YOUR GOAL: Beneath this task is a listing; retype all of it exactly.

((

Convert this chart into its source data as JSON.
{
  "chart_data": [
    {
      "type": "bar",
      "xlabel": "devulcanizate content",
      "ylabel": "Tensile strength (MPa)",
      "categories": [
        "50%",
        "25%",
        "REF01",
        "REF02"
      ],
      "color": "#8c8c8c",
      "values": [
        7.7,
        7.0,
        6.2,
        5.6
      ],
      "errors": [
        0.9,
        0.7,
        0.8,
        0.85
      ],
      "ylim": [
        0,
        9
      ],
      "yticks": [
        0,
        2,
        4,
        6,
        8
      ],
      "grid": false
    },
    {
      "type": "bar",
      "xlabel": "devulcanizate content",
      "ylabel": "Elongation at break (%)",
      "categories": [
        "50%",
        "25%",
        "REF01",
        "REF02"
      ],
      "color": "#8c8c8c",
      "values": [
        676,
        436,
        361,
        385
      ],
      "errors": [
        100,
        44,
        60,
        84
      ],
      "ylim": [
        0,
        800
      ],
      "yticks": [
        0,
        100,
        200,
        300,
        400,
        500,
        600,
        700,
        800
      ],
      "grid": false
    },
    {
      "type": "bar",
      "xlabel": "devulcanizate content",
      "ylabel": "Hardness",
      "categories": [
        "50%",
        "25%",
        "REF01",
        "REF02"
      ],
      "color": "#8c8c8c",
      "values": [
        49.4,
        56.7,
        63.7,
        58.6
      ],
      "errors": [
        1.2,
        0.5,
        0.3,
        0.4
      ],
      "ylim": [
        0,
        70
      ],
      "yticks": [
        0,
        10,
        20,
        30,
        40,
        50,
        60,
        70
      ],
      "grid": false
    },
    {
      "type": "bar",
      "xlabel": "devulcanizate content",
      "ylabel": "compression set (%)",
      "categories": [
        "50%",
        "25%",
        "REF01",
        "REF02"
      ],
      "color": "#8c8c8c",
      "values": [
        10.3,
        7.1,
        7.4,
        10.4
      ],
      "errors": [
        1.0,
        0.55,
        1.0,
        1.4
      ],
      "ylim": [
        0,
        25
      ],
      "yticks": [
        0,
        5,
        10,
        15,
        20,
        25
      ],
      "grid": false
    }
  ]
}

))

FULL OUTPUT:
Convert this chart into its source data as JSON.
{
  "chart_data": [
    {
      "type": "bar",
      "xlabel": "devulcanizate content",
      "ylabel": "Tensile strength (MPa)",
      "categories": [
        "50%",
        "25%",
        "REF01",
        "REF02"
      ],
      "color": "#8c8c8c",
      "values": [
        7.7,
        7.0,
        6.2,
        5.6
      ],
      "errors": [
        0.9,
        0.7,
        0.8,
        0.85
      ],
      "ylim": [
        0,
        9
      ],
      "yticks": [
        0,
        2,
        4,
        6,
        8
      ],
      "grid": false
    },
    {
      "type": "bar",
      "xlabel": "devulcanizate content",
      "ylabel": "Elongation at break (%)",
      "categories": [
        "50%",
        "25%",
        "REF01",
        "REF02"
      ],
      "color": "#8c8c8c",
      "values": [
        676,
        436,
        361,
        385
      ],
      "errors": [
        100,
        44,
        60,
        84
      ],
      "ylim": [
        0,
        800
      ],
      "yticks": [
        0,
        100,
        200,
        300,
        400,
        500,
        600,
        700,
        800
      ],
      "grid": false
    },
    {
      "type": "bar",
      "xlabel": "devulcanizate content",
      "ylabel": "Hardness",
      "categories": [
        "50%",
        "25%",
        "REF01",
        "REF02"
      ],
      "color": "#8c8c8c",
      "values": [
        49.4,
        56.7,
        63.7,
        58.6
      ],
      "errors": [
        1.2,
        0.5,
        0.3,
        0.4
      ],
      "ylim": [
        0,
        70
      ],
      "yticks": [
        0,
        10,
        20,
        30,
        40,
        50,
        60,
        70
      ],
      "grid": false
    },
    {
      "type": "bar",
      "xlabel": "devulcanizate content",
      "ylabel": "compression set (%)",
      "categories": [
        "50%",
        "25%",
        "REF01",
        "REF02"
      ],
      "color": "#8c8c8c",
      "values": [
        10.3,
        7.1,
        7.4,
        10.4
      ],
      "errors": [
        1.0,
        0.55,
        1.0,
        1.4
      ],
      "ylim": [
        0,
        25
      ],
      "yticks": [
        0,
        5,
        10,
        15,
        20,
        25
      ],
      "grid": false
    }
  ]
}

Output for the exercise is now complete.